Start of DATA PROVIDED

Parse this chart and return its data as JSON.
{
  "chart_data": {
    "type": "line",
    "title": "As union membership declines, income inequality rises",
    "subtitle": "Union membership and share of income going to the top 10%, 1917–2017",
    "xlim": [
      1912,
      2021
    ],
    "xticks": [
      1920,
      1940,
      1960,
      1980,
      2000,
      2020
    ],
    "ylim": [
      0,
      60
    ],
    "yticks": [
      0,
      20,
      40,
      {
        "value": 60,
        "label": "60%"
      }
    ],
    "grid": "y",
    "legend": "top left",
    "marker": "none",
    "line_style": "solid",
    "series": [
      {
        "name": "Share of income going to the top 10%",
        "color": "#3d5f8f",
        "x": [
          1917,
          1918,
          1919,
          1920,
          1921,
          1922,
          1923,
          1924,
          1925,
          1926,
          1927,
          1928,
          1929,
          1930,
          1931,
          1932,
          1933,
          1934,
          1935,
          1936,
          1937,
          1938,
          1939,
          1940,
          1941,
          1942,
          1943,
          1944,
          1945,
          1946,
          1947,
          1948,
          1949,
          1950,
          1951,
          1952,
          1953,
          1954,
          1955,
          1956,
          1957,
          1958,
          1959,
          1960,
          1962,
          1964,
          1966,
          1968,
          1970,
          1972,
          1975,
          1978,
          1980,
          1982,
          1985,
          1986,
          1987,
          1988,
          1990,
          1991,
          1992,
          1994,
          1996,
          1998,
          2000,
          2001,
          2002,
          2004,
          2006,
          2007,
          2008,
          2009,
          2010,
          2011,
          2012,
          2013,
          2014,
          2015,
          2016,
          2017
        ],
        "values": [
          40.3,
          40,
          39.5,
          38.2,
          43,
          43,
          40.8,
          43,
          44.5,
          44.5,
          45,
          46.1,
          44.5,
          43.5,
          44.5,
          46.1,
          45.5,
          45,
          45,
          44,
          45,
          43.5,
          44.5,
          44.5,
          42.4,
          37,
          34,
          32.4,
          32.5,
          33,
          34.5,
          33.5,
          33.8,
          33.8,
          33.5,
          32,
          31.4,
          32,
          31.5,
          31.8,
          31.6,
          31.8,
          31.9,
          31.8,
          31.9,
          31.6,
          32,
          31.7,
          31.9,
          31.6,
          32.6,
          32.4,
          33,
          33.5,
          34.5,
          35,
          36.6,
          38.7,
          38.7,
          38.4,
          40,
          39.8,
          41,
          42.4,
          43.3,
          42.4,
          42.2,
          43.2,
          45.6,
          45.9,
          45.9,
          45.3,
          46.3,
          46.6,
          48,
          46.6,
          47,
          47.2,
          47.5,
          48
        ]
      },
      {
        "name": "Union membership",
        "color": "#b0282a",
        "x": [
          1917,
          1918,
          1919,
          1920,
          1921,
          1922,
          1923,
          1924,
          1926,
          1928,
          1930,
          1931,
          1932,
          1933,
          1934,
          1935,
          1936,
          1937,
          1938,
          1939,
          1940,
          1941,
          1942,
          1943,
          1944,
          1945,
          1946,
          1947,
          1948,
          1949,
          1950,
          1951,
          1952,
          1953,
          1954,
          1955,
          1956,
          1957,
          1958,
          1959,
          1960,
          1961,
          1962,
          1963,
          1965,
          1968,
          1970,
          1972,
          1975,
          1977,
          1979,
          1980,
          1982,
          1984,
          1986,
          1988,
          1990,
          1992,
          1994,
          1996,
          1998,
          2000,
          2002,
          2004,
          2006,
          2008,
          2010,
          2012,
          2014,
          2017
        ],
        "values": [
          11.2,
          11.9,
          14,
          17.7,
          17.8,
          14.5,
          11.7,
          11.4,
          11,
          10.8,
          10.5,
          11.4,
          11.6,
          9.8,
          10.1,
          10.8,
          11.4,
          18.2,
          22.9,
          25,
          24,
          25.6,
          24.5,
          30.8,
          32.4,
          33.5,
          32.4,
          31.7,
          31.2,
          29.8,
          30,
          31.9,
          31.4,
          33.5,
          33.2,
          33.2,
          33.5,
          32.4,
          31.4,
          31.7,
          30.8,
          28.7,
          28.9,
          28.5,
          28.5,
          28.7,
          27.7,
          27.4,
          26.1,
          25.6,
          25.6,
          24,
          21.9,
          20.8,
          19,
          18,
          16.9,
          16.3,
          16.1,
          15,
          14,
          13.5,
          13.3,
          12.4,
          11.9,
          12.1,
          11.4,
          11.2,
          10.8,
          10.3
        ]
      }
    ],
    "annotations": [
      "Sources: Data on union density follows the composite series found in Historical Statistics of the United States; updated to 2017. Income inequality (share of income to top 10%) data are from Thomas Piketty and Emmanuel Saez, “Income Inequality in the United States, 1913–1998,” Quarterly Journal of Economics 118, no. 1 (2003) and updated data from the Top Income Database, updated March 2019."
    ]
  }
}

End of DATA PROVIDED

Please quote every record above exactly as it appears.

Parse this chart and return its data as JSON.
{
  "chart_data": {
    "type": "line",
    "title": "As union membership declines, income inequality rises",
    "subtitle": "Union membership and share of income going to the top 10%, 1917–2017",
    "xlim": [
      1912,
      2021
    ],
    "xticks": [
      1920,
      1940,
      1960,
      1980,
      2000,
      2020
    ],
    "ylim": [
      0,
      60
    ],
    "yticks": [
      0,
      20,
      40,
      {
        "value": 60,
        "label": "60%"
      }
    ],
    "grid": "y",
    "legend": "top left",
    "marker": "none",
    "line_style": "solid",
    "series": [
      {
        "name": "Share of income going to the top 10%",
        "color": "#3d5f8f",
        "x": [
          1917,
          1918,
          1919,
          1920,
          1921,
          1922,
          1923,
          1924,
          1925,
          1926,
          1927,
          1928,
          1929,
          1930,
          1931,
          1932,
          1933,
          1934,
          1935,
          1936,
          1937,
          1938,
          1939,
          1940,
          1941,
          1942,
          1943,
          1944,
          1945,
          1946,
          1947,
          1948,
          1949,
          1950,
          1951,
          1952,
          1953,
          1954,
          1955,
          1956,
          1957,
          1958,
          1959,
          1960,
          1962,
          1964,
          1966,
          1968,
          1970,
          1972,
          1975,
          1978,
          1980,
          1982,
          1985,
          1986,
          1987,
          1988,
          1990,
          1991,
          1992,
          1994,
          1996,
          1998,
          2000,
          2001,
          2002,
          2004,
          2006,
          2007,
          2008,
          2009,
          2010,
          2011,
          2012,
          2013,
          2014,
          2015,
          2016,
          2017
        ],
        "values": [
          40.3,
          40,
          39.5,
          38.2,
          43,
          43,
          40.8,
          43,
          44.5,
          44.5,
          45,
          46.1,
          44.5,
          43.5,
          44.5,
          46.1,
          45.5,
          45,
          45,
          44,
          45,
          43.5,
          44.5,
          44.5,
          42.4,
          37,
          34,
          32.4,
          32.5,
          33,
          34.5,
          33.5,
          33.8,
          33.8,
          33.5,
          32,
          31.4,
          32,
          31.5,
          31.8,
          31.6,
          31.8,
          31.9,
          31.8,
          31.9,
          31.6,
          32,
          31.7,
          31.9,
          31.6,
          32.6,
          32.4,
          33,
          33.5,
          34.5,
          35,
          36.6,
          38.7,
          38.7,
          38.4,
          40,
          39.8,
          41,
          42.4,
          43.3,
          42.4,
          42.2,
          43.2,
          45.6,
          45.9,
          45.9,
          45.3,
          46.3,
          46.6,
          48,
          46.6,
          47,
          47.2,
          47.5,
          48
        ]
      },
      {
        "name": "Union membership",
        "color": "#b0282a",
        "x": [
          1917,
          1918,
          1919,
          1920,
          1921,
          1922,
          1923,
          1924,
          1926,
          1928,
          1930,
          1931,
          1932,
          1933,
          1934,
          1935,
          1936,
          1937,
          1938,
          1939,
          1940,
          1941,
          1942,
          1943,
          1944,
          1945,
          1946,
          1947,
          1948,
          1949,
          1950,
          1951,
          1952,
          1953,
          1954,
          1955,
          1956,
          1957,
          1958,
          1959,
          1960,
          1961,
          1962,
          1963,
          1965,
          1968,
          1970,
          1972,
          1975,
          1977,
          1979,
          1980,
          1982,
          1984,
          1986,
          1988,
          1990,
          1992,
          1994,
          1996,
          1998,
          2000,
          2002,
          2004,
          2006,
          2008,
          2010,
          2012,
          2014,
          2017
        ],
        "values": [
          11.2,
          11.9,
          14,
          17.7,
          17.8,
          14.5,
          11.7,
          11.4,
          11,
          10.8,
          10.5,
          11.4,
          11.6,
          9.8,
          10.1,
          10.8,
          11.4,
          18.2,
          22.9,
          25,
          24,
          25.6,
          24.5,
          30.8,
          32.4,
          33.5,
          32.4,
          31.7,
          31.2,
          29.8,
          30,
          31.9,
          31.4,
          33.5,
          33.2,
          33.2,
          33.5,
          32.4,
          31.4,
          31.7,
          30.8,
          28.7,
          28.9,
          28.5,
          28.5,
          28.7,
          27.7,
          27.4,
          26.1,
          25.6,
          25.6,
          24,
          21.9,
          20.8,
          19,
          18,
          16.9,
          16.3,
          16.1,
          15,
          14,
          13.5,
          13.3,
          12.4,
          11.9,
          12.1,
          11.4,
          11.2,
          10.8,
          10.3
        ]
      }
    ],
    "annotations": [
      "Sources: Data on union density follows the composite series found in Historical Statistics of the United States; updated to 2017. Income inequality (share of income to top 10%) data are from Thomas Piketty and Emmanuel Saez, “Income Inequality in the United States, 1913–1998,” Quarterly Journal of Economics 118, no. 1 (2003) and updated data from the Top Income Database, updated March 2019."
    ]
  }
}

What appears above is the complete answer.